• **Written task**
Gather all lines in the entries that include the word "écran".

Extracted data entries:

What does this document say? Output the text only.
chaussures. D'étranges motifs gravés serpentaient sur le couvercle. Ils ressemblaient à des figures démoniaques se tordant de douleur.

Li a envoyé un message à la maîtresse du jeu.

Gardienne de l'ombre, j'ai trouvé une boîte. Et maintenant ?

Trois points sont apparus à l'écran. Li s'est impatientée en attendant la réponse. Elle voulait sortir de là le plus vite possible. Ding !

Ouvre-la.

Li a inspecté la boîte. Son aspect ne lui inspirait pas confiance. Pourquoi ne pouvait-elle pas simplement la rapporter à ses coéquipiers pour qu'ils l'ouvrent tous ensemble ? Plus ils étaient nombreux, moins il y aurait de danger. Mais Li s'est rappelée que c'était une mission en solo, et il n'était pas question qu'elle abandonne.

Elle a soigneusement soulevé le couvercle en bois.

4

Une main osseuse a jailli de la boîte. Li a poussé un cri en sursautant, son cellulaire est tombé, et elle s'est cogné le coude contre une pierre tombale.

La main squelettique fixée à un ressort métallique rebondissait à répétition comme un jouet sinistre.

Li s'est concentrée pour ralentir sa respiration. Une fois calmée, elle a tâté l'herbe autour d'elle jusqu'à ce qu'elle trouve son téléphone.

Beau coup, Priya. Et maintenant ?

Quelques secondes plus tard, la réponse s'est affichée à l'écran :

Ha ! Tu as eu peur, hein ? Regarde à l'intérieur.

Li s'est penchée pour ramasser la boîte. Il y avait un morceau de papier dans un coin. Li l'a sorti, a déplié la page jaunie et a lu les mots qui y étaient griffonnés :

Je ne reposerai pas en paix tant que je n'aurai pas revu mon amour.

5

• **Exercise solution**
Trois points sont apparus à l'écran. Li s'est impatientée en attendant la réponse. Elle voulait sortir de là le plus vite possible. Ding !
Quelques secondes plus tard, la réponse s'est affichée à l'écran :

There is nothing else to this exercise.